> What the exercise asks: Extract every entry word for word.
---
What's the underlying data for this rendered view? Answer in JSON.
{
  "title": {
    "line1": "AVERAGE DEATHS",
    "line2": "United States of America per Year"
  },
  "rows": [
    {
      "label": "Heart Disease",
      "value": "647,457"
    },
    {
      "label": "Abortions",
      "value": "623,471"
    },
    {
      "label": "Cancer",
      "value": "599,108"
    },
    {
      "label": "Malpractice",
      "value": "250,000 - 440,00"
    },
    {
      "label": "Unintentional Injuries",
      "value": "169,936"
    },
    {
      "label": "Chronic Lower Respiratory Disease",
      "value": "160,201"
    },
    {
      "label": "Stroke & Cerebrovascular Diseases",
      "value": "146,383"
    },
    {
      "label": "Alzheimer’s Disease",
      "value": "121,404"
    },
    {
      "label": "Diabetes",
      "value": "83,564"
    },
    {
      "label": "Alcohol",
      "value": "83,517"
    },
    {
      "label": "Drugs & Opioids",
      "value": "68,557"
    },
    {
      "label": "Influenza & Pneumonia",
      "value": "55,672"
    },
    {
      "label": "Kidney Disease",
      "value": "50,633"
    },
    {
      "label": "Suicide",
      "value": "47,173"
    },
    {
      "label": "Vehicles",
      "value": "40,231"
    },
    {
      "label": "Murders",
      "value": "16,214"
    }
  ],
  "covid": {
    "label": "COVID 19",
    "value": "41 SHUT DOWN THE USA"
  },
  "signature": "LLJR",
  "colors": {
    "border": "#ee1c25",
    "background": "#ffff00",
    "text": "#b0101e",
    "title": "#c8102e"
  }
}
---
> Output of the exercise:
What's the underlying data for this rendered view? Answer in JSON.
{
  "title": {
    "line1": "AVERAGE DEATHS",
    "line2": "United States of America per Year"
  },
  "rows": [
    {
      "label": "Heart Disease",
      "value": "647,457"
    },
    {
      "label": "Abortions",
      "value": "623,471"
    },
    {
      "label": "Cancer",
      "value": "599,108"
    },
    {
      "label": "Malpractice",
      "value": "250,000 - 440,00"
    },
    {
      "label": "Unintentional Injuries",
      "value": "169,936"
    },
    {
      "label": "Chronic Lower Respiratory Disease",
      "value": "160,201"
    },
    {
      "label": "Stroke & Cerebrovascular Diseases",
      "value": "146,383"
    },
    {
      "label": "Alzheimer’s Disease",
      "value": "121,404"
    },
    {
      "label": "Diabetes",
      "value": "83,564"
    },
    {
      "label": "Alcohol",
      "value": "83,517"
    },
    {
      "label": "Drugs & Opioids",
      "value": "68,557"
    },
    {
      "label": "Influenza & Pneumonia",
      "value": "55,672"
    },
    {
      "label": "Kidney Disease",
      "value": "50,633"
    },
    {
      "label": "Suicide",
      "value": "47,173"
    },
    {
      "label": "Vehicles",
      "value": "40,231"
    },
    {
      "label": "Murders",
      "value": "16,214"
    }
  ],
  "covid": {
    "label": "COVID 19",
    "value": "41 SHUT DOWN THE USA"
  },
  "signature": "LLJR",
  "colors": {
    "border": "#ee1c25",
    "background": "#ffff00",
    "text": "#b0101e",
    "title": "#c8102e"
  }
}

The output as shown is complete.